— EXERCISE TASK —
Your task is to restate the data word for word.
-------- DATA TO PROCESS --------
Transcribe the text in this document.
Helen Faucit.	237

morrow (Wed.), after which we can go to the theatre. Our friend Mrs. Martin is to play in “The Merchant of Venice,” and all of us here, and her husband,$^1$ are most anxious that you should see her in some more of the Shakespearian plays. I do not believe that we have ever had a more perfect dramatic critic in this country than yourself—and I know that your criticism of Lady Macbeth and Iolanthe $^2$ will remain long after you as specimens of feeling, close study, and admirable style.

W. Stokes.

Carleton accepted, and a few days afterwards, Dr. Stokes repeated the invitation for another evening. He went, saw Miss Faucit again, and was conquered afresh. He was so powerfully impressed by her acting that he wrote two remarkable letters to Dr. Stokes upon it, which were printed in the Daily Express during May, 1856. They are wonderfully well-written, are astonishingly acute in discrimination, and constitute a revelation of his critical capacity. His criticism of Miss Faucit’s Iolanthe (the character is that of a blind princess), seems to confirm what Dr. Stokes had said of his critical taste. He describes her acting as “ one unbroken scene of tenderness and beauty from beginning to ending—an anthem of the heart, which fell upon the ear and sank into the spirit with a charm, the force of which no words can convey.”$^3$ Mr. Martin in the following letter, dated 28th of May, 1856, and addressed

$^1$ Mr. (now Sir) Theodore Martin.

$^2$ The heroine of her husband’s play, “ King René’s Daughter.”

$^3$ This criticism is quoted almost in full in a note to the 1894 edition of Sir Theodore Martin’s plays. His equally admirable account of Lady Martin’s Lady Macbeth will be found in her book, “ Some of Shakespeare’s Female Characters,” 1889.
--------
— FINAL ANSWER —
Transcribe the text in this document.
Helen Faucit.	237

morrow (Wed.), after which we can go to the theatre. Our friend Mrs. Martin is to play in “The Merchant of Venice,” and all of us here, and her husband,$^1$ are most anxious that you should see her in some more of the Shakespearian plays. I do not believe that we have ever had a more perfect dramatic critic in this country than yourself—and I know that your criticism of Lady Macbeth and Iolanthe $^2$ will remain long after you as specimens of feeling, close study, and admirable style.

W. Stokes.

Carleton accepted, and a few days afterwards, Dr. Stokes repeated the invitation for another evening. He went, saw Miss Faucit again, and was conquered afresh. He was so powerfully impressed by her acting that he wrote two remarkable letters to Dr. Stokes upon it, which were printed in the Daily Express during May, 1856. They are wonderfully well-written, are astonishingly acute in discrimination, and constitute a revelation of his critical capacity. His criticism of Miss Faucit’s Iolanthe (the character is that of a blind princess), seems to confirm what Dr. Stokes had said of his critical taste. He describes her acting as “ one unbroken scene of tenderness and beauty from beginning to ending—an anthem of the heart, which fell upon the ear and sank into the spirit with a charm, the force of which no words can convey.”$^3$ Mr. Martin in the following letter, dated 28th of May, 1856, and addressed

$^1$ Mr. (now Sir) Theodore Martin.

$^2$ The heroine of her husband’s play, “ King René’s Daughter.”

$^3$ This criticism is quoted almost in full in a note to the 1894 edition of Sir Theodore Martin’s plays. His equally admirable account of Lady Martin’s Lady Macbeth will be found in her book, “ Some of Shakespeare’s Female Characters,” 1889.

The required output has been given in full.